▶ [What is being asked]:
Work out how many lines in the entries contain the string "request", and give nothing but that number.

━━━ Dataset content ━━━

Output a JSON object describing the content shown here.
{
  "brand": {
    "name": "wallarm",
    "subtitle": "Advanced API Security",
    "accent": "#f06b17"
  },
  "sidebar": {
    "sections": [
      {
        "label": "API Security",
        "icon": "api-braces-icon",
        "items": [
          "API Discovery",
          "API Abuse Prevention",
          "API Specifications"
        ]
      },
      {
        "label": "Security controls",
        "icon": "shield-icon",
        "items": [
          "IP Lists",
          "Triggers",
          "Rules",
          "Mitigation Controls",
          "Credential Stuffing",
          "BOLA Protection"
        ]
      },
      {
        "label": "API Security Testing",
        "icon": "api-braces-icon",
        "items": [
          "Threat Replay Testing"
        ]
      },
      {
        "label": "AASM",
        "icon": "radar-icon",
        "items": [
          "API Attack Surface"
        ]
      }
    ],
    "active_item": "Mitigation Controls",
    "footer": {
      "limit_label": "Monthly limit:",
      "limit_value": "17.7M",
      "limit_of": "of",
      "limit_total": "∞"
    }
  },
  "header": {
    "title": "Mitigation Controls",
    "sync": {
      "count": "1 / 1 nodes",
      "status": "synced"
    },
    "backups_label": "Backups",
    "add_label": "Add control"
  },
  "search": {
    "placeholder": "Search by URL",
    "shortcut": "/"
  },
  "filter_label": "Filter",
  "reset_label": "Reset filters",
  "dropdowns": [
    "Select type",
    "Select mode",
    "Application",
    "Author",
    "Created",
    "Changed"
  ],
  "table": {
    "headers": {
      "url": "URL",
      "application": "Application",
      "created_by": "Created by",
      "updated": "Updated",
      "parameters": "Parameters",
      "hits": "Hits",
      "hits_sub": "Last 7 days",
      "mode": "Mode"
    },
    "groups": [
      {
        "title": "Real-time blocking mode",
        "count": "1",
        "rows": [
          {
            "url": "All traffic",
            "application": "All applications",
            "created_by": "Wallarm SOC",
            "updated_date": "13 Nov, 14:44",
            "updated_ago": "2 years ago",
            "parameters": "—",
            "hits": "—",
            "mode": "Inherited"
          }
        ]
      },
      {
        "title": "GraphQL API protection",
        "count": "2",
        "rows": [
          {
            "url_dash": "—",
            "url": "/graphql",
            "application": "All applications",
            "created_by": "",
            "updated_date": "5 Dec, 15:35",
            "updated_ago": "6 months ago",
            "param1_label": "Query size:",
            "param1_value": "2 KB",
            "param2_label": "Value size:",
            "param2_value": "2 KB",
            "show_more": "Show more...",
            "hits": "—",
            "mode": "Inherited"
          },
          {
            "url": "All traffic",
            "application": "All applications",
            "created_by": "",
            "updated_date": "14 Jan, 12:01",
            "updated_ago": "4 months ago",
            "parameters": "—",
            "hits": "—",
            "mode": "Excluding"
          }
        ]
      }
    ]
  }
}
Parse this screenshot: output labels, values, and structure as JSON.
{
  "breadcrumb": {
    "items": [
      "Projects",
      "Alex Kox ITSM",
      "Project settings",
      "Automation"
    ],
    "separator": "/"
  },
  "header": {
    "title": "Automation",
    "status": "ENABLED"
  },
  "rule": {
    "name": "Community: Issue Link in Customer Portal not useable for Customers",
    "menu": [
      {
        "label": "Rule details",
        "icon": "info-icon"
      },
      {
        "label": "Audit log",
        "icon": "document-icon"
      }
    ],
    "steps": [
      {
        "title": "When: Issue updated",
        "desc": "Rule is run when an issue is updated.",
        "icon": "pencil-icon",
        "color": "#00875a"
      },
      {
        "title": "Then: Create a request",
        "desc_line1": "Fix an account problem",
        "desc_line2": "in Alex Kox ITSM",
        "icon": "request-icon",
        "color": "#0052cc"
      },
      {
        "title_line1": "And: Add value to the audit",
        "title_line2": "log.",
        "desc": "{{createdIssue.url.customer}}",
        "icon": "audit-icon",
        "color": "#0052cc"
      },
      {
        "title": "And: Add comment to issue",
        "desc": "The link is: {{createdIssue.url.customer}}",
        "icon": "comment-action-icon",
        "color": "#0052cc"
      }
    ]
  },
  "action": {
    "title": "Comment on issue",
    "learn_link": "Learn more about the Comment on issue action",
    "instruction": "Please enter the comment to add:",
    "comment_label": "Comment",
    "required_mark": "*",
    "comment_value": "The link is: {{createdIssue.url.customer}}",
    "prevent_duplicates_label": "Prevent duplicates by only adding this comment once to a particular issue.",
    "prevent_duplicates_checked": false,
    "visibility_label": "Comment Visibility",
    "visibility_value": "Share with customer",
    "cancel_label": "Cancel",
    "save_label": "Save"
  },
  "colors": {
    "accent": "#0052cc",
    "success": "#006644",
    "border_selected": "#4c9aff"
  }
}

━━━

▶ [Task solution]:
2